Goal: Without the images, output each record below as it stands.

Extracted entries:
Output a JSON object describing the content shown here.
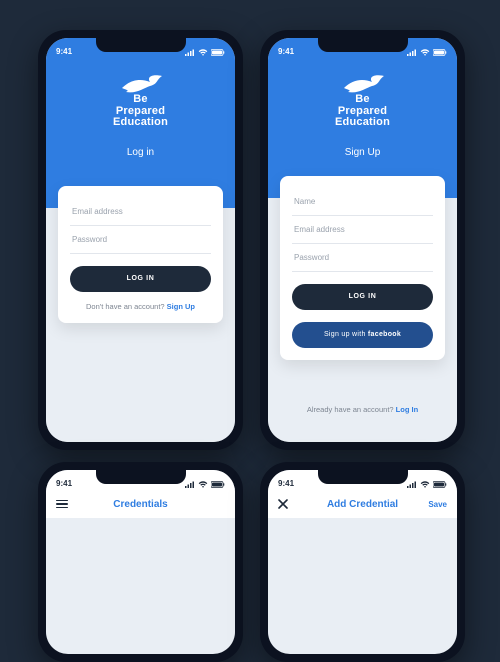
{
  "status": {
    "time": "9:41",
    "signal_icon": "signal",
    "wifi_icon": "wifi",
    "battery_icon": "battery"
  },
  "brand": {
    "line1": "Be",
    "line2": "Prepared",
    "line3": "Education"
  },
  "login": {
    "title": "Log in",
    "email_ph": "Email address",
    "password_ph": "Password",
    "submit": "LOG IN",
    "alt_text": "Don't have an account? ",
    "alt_link": "Sign Up"
  },
  "signup": {
    "title": "Sign Up",
    "name_ph": "Name",
    "email_ph": "Email address",
    "password_ph": "Password",
    "submit": "LOG IN",
    "fb_prefix": "Sign up with ",
    "fb_bold": "facebook",
    "alt_text": "Already have an account? ",
    "alt_link": "Log In"
  },
  "bottom_left": {
    "title": "Credentials"
  },
  "bottom_right": {
    "title": "Add Credential",
    "save": "Save"
  }
}
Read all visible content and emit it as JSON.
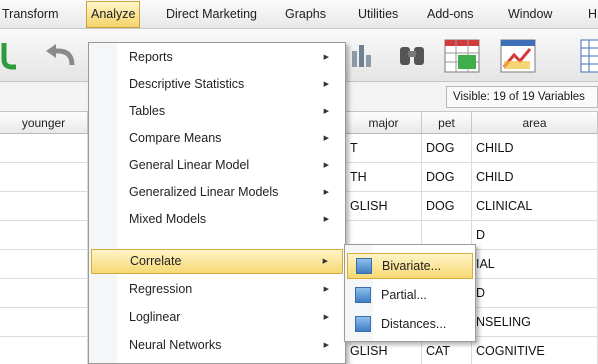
{
  "menubar": {
    "items": [
      "Transform",
      "Analyze",
      "Direct Marketing",
      "Graphs",
      "Utilities",
      "Add-ons",
      "Window",
      "H"
    ],
    "active_index": 1
  },
  "toolbar": {
    "icons": [
      "open-file-icon",
      "undo-icon",
      "chart-icon",
      "find-icon",
      "split-file-icon",
      "weight-cases-icon",
      "select-cases-icon"
    ]
  },
  "info": {
    "visible": "Visible: 19 of 19 Variables"
  },
  "grid": {
    "columns": [
      "younger",
      "major",
      "pet",
      "area"
    ],
    "rows": [
      [
        "",
        "T",
        "DOG",
        "CHILD"
      ],
      [
        "",
        "TH",
        "DOG",
        "CHILD"
      ],
      [
        "",
        "GLISH",
        "DOG",
        "CLINICAL"
      ],
      [
        "",
        "",
        "",
        "D"
      ],
      [
        "",
        "",
        "",
        "IAL"
      ],
      [
        "",
        "",
        "",
        "D"
      ],
      [
        "",
        "",
        "",
        "NSELING"
      ],
      [
        "",
        "GLISH",
        "CAT",
        "COGNITIVE"
      ]
    ]
  },
  "analyze_menu": {
    "items": [
      {
        "label": "Reports",
        "arrow": "▶"
      },
      {
        "label": "Descriptive Statistics",
        "arrow": "▶"
      },
      {
        "label": "Tables",
        "arrow": "▶"
      },
      {
        "label": "Compare Means",
        "arrow": "▶"
      },
      {
        "label": "General Linear Model",
        "arrow": "▶"
      },
      {
        "label": "Generalized Linear Models",
        "arrow": "▶"
      },
      {
        "label": "Mixed Models",
        "arrow": "▶"
      },
      {
        "label": "Correlate",
        "arrow": "▶"
      },
      {
        "label": "Regression",
        "arrow": "▶"
      },
      {
        "label": "Loglinear",
        "arrow": "▶"
      },
      {
        "label": "Neural Networks",
        "arrow": "▶"
      }
    ],
    "highlighted": "Correlate"
  },
  "correlate_submenu": {
    "items": [
      "Bivariate...",
      "Partial...",
      "Distances..."
    ],
    "highlighted": "Bivariate..."
  },
  "colors": {
    "highlight": "#f7d873",
    "highlight_border": "#d8ab3e",
    "menu_border": "#9a9a9a"
  }
}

Response:
Output a JSON object describing the content shown here.
{
  "status": {
    "time": "9:41",
    "signal_icon": "signal",
    "wifi_icon": "wifi",
    "battery_icon": "battery"
  },
  "brand": {
    "line1": "Be",
    "line2": "Prepared",
    "line3": "Education"
  },
  "login": {
    "title": "Log in",
    "email_ph": "Email address",
    "password_ph": "Password",
    "submit": "LOG IN",
    "alt_text": "Don't have an account? ",
    "alt_link": "Sign Up"
  },
  "signup": {
    "title": "Sign Up",
    "name_ph": "Name",
    "email_ph": "Email address",
    "password_ph": "Password",
    "submit": "LOG IN",
    "fb_prefix": "Sign up with ",
    "fb_bold": "facebook",
    "alt_text": "Already have an account? ",
    "alt_link": "Log In"
  },
  "bottom_left": {
    "title": "Credentials"
  },
  "bottom_right": {
    "title": "Add Credential",
    "save": "Save"
  }
}
Read all visible content and emit it as JSON.
{
  "menubar": {
    "items": [
      "Transform",
      "Analyze",
      "Direct Marketing",
      "Graphs",
      "Utilities",
      "Add-ons",
      "Window",
      "H"
    ],
    "active_index": 1
  },
  "toolbar": {
    "icons": [
      "open-file-icon",
      "undo-icon",
      "chart-icon",
      "find-icon",
      "split-file-icon",
      "weight-cases-icon",
      "select-cases-icon"
    ]
  },
  "info": {
    "visible": "Visible: 19 of 19 Variables"
  },
  "grid": {
    "columns": [
      "younger",
      "major",
      "pet",
      "area"
    ],
    "rows": [
      [
        "",
        "T",
        "DOG",
        "CHILD"
      ],
      [
        "",
        "TH",
        "DOG",
        "CHILD"
      ],
      [
        "",
        "GLISH",
        "DOG",
        "CLINICAL"
      ],
      [
        "",
        "",
        "",
        "D"
      ],
      [
        "",
        "",
        "",
        "IAL"
      ],
      [
        "",
        "",
        "",
        "D"
      ],
      [
        "",
        "",
        "",
        "NSELING"
      ],
      [
        "",
        "GLISH",
        "CAT",
        "COGNITIVE"
      ]
    ]
  },
  "analyze_menu": {
    "items": [
      {
        "label": "Reports",
        "arrow": "▶"
      },
      {
        "label": "Descriptive Statistics",
        "arrow": "▶"
      },
      {
        "label": "Tables",
        "arrow": "▶"
      },
      {
        "label": "Compare Means",
        "arrow": "▶"
      },
      {
        "label": "General Linear Model",
        "arrow": "▶"
      },
      {
        "label": "Generalized Linear Models",
        "arrow": "▶"
      },
      {
        "label": "Mixed Models",
        "arrow": "▶"
      },
      {
        "label": "Correlate",
        "arrow": "▶"
      },
      {
        "label": "Regression",
        "arrow": "▶"
      },
      {
        "label": "Loglinear",
        "arrow": "▶"
      },
      {
        "label": "Neural Networks",
        "arrow": "▶"
      }
    ],
    "highlighted": "Correlate"
  },
  "correlate_submenu": {
    "items": [
      "Bivariate...",
      "Partial...",
      "Distances..."
    ],
    "highlighted": "Bivariate..."
  },
  "colors": {
    "highlight": "#f7d873",
    "highlight_border": "#d8ab3e",
    "menu_border": "#9a9a9a"
  }
}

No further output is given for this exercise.